- **Stated exercise**: Write down every entry below once more, exactly.

- **Data provided**:
::::::

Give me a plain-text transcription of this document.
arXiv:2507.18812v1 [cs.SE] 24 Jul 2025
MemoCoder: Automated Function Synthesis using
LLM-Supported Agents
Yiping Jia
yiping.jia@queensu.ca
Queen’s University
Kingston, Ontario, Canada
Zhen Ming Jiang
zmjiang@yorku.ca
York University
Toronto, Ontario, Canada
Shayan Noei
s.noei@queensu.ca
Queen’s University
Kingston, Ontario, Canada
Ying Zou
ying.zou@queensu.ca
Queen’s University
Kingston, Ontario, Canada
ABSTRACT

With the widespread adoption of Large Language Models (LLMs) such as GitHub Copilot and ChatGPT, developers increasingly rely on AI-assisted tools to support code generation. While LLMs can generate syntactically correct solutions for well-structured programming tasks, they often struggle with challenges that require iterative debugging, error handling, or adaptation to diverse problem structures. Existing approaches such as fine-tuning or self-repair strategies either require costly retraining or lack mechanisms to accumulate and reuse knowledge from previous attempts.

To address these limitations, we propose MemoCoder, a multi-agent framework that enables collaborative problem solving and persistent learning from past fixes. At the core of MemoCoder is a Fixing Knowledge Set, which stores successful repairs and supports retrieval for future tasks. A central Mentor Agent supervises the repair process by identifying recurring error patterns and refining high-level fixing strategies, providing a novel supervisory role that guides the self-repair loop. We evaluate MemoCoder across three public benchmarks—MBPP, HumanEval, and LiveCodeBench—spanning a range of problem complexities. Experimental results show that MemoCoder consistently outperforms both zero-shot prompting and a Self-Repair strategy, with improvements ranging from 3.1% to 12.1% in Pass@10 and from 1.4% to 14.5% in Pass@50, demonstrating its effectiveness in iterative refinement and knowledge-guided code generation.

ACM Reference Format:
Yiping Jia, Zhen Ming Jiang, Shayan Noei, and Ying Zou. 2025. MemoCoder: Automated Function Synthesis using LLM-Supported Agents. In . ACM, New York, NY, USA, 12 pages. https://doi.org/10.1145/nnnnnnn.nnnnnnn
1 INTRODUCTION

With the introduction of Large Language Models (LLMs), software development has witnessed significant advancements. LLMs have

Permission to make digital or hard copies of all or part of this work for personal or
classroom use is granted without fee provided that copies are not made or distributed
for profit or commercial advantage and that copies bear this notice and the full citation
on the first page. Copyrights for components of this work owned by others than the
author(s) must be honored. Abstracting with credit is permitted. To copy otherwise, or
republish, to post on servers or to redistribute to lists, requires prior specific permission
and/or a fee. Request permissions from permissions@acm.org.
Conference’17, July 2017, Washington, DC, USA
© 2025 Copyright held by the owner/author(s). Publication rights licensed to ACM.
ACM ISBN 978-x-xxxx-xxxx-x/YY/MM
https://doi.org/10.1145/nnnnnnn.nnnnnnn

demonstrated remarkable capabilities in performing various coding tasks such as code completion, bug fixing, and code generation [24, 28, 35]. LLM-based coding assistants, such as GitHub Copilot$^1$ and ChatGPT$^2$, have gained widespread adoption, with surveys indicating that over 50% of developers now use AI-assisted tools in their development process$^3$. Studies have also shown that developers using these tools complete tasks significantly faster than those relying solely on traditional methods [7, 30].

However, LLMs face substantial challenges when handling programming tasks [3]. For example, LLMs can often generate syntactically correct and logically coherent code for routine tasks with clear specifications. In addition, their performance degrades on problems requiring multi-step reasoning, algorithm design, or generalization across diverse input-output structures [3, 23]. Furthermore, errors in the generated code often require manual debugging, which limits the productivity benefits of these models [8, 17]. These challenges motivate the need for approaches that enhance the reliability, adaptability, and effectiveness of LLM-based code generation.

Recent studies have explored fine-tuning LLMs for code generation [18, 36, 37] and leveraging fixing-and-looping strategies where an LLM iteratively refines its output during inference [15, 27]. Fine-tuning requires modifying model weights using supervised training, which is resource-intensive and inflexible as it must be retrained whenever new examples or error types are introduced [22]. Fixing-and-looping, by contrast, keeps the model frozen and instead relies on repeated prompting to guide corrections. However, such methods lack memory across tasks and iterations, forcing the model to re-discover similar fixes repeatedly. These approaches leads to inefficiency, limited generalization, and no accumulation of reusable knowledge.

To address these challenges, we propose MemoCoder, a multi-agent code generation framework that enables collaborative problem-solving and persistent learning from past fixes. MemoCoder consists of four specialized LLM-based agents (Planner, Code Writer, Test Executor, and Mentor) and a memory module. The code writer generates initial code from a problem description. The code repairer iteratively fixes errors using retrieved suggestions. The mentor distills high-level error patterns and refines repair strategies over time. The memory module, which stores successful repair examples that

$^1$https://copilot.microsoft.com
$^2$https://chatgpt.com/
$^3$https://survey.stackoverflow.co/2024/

::::::

- **Response**:
Give me a plain-text transcription of this document.
arXiv:2507.18812v1 [cs.SE] 24 Jul 2025
MemoCoder: Automated Function Synthesis using
LLM-Supported Agents
Yiping Jia
yiping.jia@queensu.ca
Queen’s University
Kingston, Ontario, Canada
Zhen Ming Jiang
zmjiang@yorku.ca
York University
Toronto, Ontario, Canada
Shayan Noei
s.noei@queensu.ca
Queen’s University
Kingston, Ontario, Canada
Ying Zou
ying.zou@queensu.ca
Queen’s University
Kingston, Ontario, Canada
ABSTRACT

With the widespread adoption of Large Language Models (LLMs) such as GitHub Copilot and ChatGPT, developers increasingly rely on AI-assisted tools to support code generation. While LLMs can generate syntactically correct solutions for well-structured programming tasks, they often struggle with challenges that require iterative debugging, error handling, or adaptation to diverse problem structures. Existing approaches such as fine-tuning or self-repair strategies either require costly retraining or lack mechanisms to accumulate and reuse knowledge from previous attempts.

To address these limitations, we propose MemoCoder, a multi-agent framework that enables collaborative problem solving and persistent learning from past fixes. At the core of MemoCoder is a Fixing Knowledge Set, which stores successful repairs and supports retrieval for future tasks. A central Mentor Agent supervises the repair process by identifying recurring error patterns and refining high-level fixing strategies, providing a novel supervisory role that guides the self-repair loop. We evaluate MemoCoder across three public benchmarks—MBPP, HumanEval, and LiveCodeBench—spanning a range of problem complexities. Experimental results show that MemoCoder consistently outperforms both zero-shot prompting and a Self-Repair strategy, with improvements ranging from 3.1% to 12.1% in Pass@10 and from 1.4% to 14.5% in Pass@50, demonstrating its effectiveness in iterative refinement and knowledge-guided code generation.

ACM Reference Format:
Yiping Jia, Zhen Ming Jiang, Shayan Noei, and Ying Zou. 2025. MemoCoder: Automated Function Synthesis using LLM-Supported Agents. In . ACM, New York, NY, USA, 12 pages. https://doi.org/10.1145/nnnnnnn.nnnnnnn
1 INTRODUCTION

With the introduction of Large Language Models (LLMs), software development has witnessed significant advancements. LLMs have

Permission to make digital or hard copies of all or part of this work for personal or
classroom use is granted without fee provided that copies are not made or distributed
for profit or commercial advantage and that copies bear this notice and the full citation
on the first page. Copyrights for components of this work owned by others than the
author(s) must be honored. Abstracting with credit is permitted. To copy otherwise, or
republish, to post on servers or to redistribute to lists, requires prior specific permission
and/or a fee. Request permissions from permissions@acm.org.
Conference’17, July 2017, Washington, DC, USA
© 2025 Copyright held by the owner/author(s). Publication rights licensed to ACM.
ACM ISBN 978-x-xxxx-xxxx-x/YY/MM
https://doi.org/10.1145/nnnnnnn.nnnnnnn

demonstrated remarkable capabilities in performing various coding tasks such as code completion, bug fixing, and code generation [24, 28, 35]. LLM-based coding assistants, such as GitHub Copilot$^1$ and ChatGPT$^2$, have gained widespread adoption, with surveys indicating that over 50% of developers now use AI-assisted tools in their development process$^3$. Studies have also shown that developers using these tools complete tasks significantly faster than those relying solely on traditional methods [7, 30].

However, LLMs face substantial challenges when handling programming tasks [3]. For example, LLMs can often generate syntactically correct and logically coherent code for routine tasks with clear specifications. In addition, their performance degrades on problems requiring multi-step reasoning, algorithm design, or generalization across diverse input-output structures [3, 23]. Furthermore, errors in the generated code often require manual debugging, which limits the productivity benefits of these models [8, 17]. These challenges motivate the need for approaches that enhance the reliability, adaptability, and effectiveness of LLM-based code generation.

Recent studies have explored fine-tuning LLMs for code generation [18, 36, 37] and leveraging fixing-and-looping strategies where an LLM iteratively refines its output during inference [15, 27]. Fine-tuning requires modifying model weights using supervised training, which is resource-intensive and inflexible as it must be retrained whenever new examples or error types are introduced [22]. Fixing-and-looping, by contrast, keeps the model frozen and instead relies on repeated prompting to guide corrections. However, such methods lack memory across tasks and iterations, forcing the model to re-discover similar fixes repeatedly. These approaches leads to inefficiency, limited generalization, and no accumulation of reusable knowledge.

To address these challenges, we propose MemoCoder, a multi-agent code generation framework that enables collaborative problem-solving and persistent learning from past fixes. MemoCoder consists of four specialized LLM-based agents (Planner, Code Writer, Test Executor, and Mentor) and a memory module. The code writer generates initial code from a problem description. The code repairer iteratively fixes errors using retrieved suggestions. The mentor distills high-level error patterns and refines repair strategies over time. The memory module, which stores successful repair examples that

$^1$https://copilot.microsoft.com
$^2$https://chatgpt.com/
$^3$https://survey.stackoverflow.co/2024/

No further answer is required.